Given request: State how many lines hold the word "median", with no other words.

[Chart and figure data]
# # # #

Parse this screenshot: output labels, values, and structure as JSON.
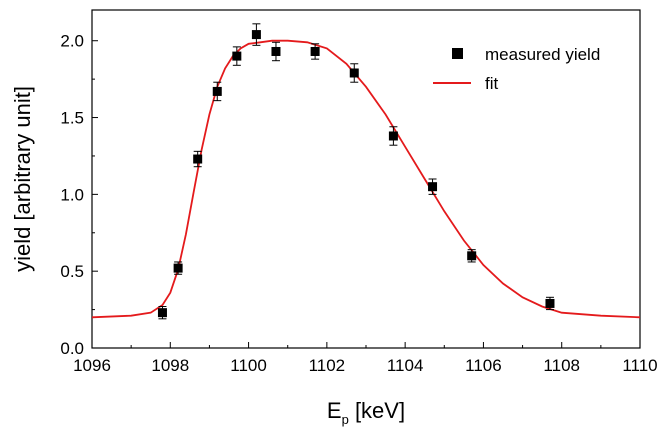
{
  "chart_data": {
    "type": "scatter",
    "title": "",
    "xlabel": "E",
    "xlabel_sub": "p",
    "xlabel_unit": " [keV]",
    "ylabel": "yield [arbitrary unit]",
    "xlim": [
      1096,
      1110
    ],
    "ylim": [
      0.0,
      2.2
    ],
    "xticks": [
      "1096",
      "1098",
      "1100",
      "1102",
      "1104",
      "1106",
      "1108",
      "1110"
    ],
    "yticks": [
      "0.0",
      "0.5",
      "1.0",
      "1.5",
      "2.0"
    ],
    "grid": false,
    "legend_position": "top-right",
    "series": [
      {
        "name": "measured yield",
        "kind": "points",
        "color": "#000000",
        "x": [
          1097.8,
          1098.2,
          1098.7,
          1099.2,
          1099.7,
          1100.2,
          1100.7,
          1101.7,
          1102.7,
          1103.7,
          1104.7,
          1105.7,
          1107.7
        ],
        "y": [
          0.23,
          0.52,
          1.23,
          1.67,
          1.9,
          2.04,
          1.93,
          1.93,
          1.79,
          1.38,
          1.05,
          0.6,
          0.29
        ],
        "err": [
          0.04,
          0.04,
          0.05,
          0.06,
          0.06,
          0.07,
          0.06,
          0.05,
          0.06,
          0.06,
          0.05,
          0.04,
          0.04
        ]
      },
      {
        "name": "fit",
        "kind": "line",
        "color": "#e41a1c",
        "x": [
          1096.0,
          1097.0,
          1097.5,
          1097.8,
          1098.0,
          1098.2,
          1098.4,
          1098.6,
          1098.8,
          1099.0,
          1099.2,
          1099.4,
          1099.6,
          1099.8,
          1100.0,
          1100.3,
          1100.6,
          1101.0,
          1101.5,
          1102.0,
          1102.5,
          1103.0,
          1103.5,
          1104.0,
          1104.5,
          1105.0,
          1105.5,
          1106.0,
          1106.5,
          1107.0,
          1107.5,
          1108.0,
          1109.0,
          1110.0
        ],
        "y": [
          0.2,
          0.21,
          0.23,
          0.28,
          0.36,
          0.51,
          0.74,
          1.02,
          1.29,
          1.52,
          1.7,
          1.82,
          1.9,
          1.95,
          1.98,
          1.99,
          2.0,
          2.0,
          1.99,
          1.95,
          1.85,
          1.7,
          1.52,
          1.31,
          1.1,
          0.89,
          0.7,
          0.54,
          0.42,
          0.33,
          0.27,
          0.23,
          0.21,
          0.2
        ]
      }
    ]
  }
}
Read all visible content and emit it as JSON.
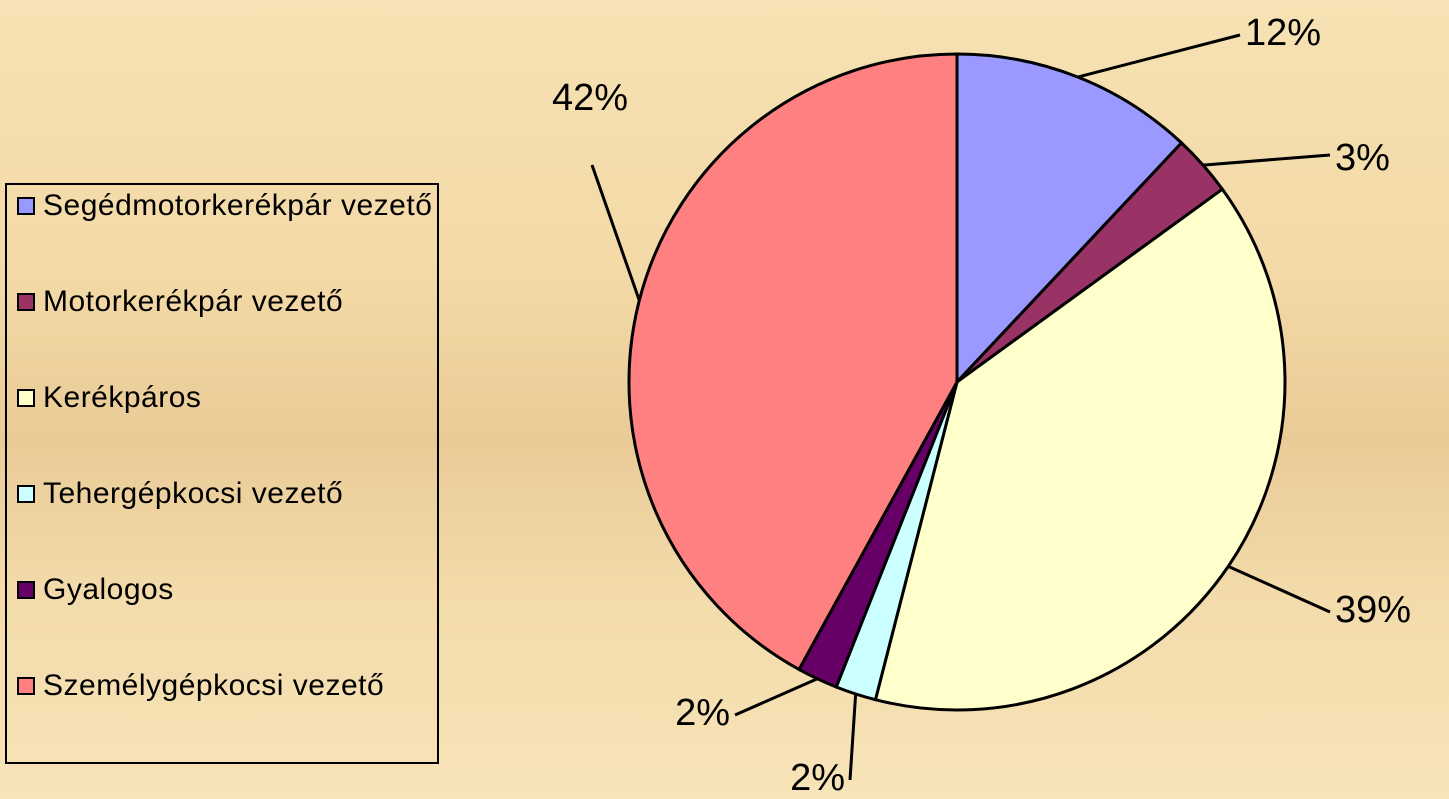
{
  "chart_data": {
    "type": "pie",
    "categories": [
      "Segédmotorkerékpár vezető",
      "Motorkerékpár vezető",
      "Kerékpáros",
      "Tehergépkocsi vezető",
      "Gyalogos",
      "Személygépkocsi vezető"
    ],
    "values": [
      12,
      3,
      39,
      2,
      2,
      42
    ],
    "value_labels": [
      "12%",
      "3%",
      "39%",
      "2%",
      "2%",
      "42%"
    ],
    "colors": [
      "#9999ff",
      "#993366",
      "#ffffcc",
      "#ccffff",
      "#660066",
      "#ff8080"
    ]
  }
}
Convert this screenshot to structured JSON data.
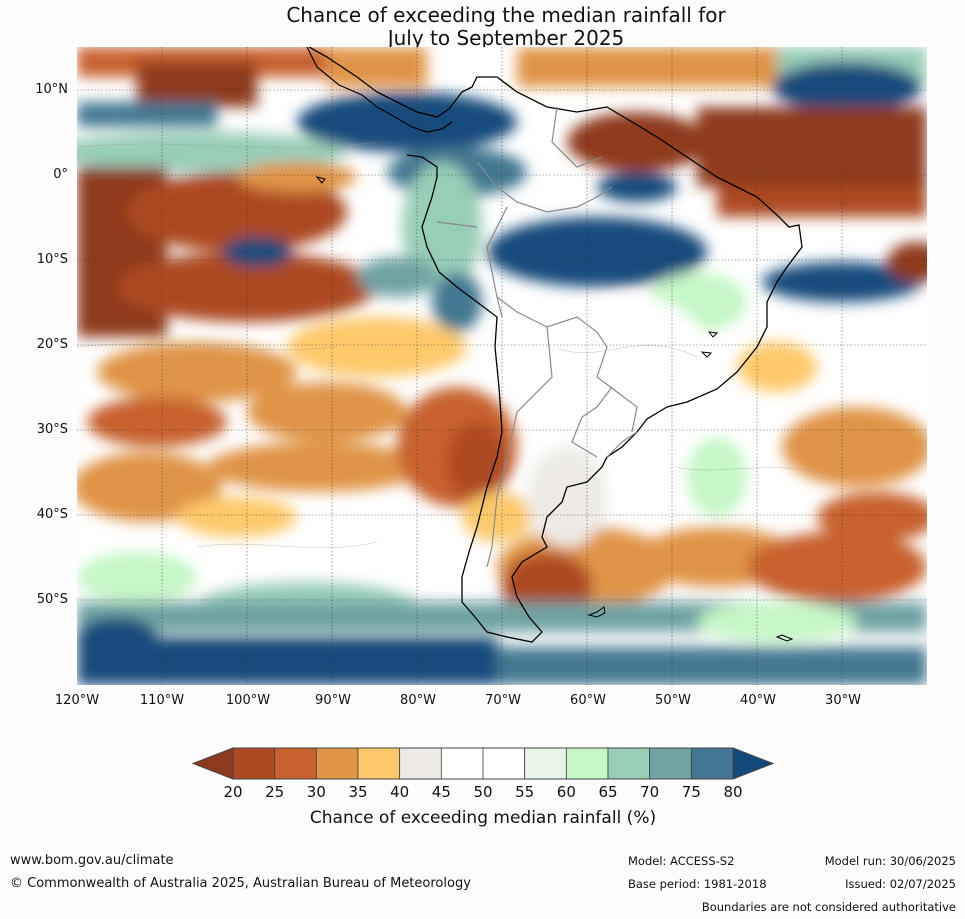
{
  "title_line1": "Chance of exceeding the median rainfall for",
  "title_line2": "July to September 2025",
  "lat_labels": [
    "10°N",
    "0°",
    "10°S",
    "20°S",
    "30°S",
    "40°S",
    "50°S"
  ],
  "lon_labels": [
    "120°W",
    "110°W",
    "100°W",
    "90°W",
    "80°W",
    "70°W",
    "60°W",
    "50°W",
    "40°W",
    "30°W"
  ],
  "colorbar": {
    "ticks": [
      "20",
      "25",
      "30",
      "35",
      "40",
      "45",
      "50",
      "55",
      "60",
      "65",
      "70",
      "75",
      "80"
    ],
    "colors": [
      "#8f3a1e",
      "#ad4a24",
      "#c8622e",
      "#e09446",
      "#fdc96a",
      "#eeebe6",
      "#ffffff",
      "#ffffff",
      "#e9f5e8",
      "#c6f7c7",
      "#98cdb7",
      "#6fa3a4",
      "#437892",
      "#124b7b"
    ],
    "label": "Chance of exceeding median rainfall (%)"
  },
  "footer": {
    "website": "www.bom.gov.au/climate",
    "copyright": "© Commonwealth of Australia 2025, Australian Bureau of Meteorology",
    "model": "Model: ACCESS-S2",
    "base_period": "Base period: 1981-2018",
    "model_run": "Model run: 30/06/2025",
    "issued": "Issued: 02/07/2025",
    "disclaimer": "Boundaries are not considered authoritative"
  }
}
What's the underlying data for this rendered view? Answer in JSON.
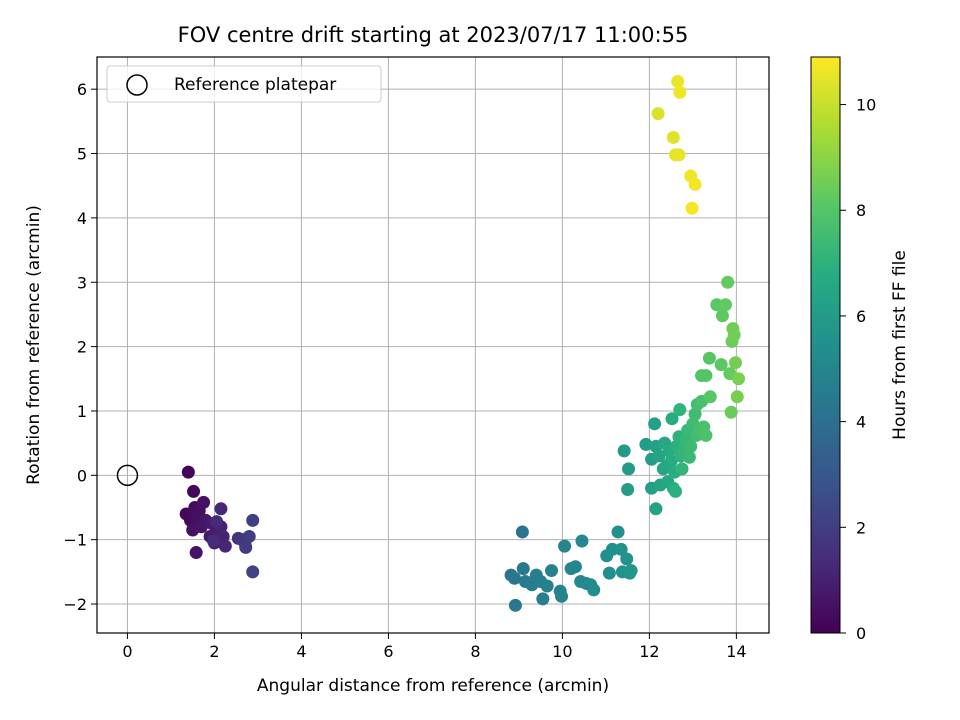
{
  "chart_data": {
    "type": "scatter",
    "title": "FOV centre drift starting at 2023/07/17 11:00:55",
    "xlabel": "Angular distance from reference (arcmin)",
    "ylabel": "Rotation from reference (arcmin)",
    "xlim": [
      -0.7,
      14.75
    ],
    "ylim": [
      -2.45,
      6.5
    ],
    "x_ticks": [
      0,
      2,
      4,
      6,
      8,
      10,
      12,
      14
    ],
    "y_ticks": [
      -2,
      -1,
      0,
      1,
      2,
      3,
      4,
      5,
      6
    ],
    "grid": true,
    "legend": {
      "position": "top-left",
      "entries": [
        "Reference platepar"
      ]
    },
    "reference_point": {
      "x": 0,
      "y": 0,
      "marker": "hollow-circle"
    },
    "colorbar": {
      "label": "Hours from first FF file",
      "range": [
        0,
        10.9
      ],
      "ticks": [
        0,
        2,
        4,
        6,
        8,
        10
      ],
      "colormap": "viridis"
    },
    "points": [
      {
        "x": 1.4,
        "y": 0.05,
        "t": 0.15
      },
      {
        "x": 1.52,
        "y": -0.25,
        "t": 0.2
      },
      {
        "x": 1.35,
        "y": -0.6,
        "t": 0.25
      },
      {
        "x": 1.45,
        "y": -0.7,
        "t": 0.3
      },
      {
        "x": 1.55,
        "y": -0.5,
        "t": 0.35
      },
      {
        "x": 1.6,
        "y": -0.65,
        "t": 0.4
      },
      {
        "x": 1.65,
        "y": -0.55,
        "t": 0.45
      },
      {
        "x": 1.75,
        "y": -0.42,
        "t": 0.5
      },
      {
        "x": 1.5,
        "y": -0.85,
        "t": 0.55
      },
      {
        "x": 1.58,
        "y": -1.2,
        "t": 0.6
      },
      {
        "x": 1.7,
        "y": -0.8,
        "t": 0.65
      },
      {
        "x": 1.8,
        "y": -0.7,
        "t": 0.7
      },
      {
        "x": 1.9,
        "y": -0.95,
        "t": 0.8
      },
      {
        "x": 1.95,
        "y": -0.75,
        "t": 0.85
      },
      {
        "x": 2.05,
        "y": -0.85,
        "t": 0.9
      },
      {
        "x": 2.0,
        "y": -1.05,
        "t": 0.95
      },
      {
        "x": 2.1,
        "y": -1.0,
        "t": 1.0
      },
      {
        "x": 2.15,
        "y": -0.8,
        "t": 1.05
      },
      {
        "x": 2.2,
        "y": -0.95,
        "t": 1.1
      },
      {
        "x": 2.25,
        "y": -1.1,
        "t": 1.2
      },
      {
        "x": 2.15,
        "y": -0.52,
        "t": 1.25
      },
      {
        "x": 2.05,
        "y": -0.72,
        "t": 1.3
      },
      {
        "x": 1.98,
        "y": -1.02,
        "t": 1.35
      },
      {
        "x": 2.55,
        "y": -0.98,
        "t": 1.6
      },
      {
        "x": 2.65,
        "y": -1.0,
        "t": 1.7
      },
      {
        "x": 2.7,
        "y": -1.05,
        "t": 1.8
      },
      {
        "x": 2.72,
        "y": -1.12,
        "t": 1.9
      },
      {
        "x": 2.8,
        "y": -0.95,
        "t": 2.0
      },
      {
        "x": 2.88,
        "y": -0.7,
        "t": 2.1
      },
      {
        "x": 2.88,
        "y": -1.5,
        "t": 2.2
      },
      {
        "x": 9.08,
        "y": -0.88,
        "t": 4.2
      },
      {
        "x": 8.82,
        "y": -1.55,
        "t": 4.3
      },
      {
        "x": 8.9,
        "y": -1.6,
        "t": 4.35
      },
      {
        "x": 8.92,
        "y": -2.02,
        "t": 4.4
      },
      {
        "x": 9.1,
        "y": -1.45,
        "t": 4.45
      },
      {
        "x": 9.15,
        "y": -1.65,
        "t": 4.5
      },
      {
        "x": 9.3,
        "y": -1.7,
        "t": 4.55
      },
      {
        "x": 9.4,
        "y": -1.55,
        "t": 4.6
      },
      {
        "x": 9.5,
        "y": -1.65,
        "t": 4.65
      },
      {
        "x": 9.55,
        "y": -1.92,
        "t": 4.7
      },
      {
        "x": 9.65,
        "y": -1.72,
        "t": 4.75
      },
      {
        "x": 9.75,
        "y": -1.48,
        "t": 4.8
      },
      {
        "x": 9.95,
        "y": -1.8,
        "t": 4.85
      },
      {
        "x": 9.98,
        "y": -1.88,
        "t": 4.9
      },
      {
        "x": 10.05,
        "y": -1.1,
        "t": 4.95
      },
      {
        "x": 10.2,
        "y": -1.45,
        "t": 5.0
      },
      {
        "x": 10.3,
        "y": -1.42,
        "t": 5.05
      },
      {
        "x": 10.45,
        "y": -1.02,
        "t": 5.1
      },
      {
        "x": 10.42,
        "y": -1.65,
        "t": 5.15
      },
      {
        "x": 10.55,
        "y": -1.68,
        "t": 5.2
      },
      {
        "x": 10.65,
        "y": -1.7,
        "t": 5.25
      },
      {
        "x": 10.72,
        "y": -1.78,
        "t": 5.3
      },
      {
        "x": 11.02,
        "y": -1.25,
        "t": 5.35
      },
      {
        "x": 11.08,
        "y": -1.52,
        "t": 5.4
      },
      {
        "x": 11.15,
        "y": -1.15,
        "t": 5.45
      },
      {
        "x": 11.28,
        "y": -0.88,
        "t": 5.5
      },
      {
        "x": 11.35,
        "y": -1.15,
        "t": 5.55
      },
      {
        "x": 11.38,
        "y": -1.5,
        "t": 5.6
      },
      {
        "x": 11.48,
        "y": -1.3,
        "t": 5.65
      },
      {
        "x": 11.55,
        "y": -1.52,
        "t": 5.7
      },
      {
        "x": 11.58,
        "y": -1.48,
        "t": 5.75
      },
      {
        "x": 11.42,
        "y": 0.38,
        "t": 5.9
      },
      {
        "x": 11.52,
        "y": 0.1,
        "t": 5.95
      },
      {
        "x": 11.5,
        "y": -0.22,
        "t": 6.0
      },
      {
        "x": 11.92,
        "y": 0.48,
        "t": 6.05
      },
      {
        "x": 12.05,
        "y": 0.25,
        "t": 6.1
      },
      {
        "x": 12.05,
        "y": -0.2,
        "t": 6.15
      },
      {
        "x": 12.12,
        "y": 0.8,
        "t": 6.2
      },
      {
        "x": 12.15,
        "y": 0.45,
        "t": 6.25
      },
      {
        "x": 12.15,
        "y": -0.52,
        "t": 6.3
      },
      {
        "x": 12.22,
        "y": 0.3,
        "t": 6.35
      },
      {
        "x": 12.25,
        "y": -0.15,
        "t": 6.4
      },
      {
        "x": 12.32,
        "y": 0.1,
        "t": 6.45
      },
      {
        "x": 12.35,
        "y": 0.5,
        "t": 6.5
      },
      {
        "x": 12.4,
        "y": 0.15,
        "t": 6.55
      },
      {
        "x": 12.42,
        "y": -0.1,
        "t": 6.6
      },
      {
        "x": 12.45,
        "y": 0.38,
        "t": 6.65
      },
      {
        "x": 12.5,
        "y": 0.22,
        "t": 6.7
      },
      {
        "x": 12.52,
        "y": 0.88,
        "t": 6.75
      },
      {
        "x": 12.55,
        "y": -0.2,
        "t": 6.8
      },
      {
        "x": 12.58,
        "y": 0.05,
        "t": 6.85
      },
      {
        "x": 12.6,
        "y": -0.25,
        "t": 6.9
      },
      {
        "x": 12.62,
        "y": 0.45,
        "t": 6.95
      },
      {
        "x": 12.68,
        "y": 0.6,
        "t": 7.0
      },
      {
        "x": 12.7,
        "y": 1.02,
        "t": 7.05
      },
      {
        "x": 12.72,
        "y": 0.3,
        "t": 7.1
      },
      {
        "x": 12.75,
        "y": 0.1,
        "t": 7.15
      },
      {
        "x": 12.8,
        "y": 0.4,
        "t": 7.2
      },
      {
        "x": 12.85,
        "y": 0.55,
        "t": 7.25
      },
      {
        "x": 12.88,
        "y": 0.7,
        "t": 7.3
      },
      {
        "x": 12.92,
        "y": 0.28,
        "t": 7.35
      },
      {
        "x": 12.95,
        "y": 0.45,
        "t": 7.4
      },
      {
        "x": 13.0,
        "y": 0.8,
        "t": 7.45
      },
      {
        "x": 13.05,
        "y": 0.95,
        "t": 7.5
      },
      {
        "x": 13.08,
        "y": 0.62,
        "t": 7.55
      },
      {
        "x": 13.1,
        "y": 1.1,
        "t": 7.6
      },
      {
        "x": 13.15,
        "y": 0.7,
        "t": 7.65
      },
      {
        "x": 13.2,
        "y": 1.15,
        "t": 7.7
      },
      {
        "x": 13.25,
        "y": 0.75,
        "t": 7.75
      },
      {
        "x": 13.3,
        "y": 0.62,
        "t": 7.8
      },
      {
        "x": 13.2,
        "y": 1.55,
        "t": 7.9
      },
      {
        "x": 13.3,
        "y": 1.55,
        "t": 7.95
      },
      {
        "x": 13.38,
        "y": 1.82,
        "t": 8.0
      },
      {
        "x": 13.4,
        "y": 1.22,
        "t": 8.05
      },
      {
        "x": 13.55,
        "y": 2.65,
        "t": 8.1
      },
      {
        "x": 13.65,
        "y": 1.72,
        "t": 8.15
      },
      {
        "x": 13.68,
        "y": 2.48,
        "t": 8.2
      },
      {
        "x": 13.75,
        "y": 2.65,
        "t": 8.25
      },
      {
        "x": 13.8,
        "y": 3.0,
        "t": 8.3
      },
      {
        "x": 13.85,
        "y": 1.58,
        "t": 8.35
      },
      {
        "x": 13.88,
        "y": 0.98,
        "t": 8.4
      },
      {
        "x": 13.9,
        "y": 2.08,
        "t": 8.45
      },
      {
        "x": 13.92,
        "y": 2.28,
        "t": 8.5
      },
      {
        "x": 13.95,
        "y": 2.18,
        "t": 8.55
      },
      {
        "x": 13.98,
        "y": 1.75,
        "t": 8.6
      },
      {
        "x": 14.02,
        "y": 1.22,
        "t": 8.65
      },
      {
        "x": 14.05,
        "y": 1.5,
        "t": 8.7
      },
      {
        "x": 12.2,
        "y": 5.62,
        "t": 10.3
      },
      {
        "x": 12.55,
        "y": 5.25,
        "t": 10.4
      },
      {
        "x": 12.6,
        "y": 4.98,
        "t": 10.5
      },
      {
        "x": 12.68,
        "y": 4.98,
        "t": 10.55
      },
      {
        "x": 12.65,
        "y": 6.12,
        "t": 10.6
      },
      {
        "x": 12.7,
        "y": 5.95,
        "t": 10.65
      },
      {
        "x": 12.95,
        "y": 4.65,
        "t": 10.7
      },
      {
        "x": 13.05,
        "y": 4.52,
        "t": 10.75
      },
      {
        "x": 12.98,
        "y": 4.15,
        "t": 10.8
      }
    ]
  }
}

# # # #

Complete output: 2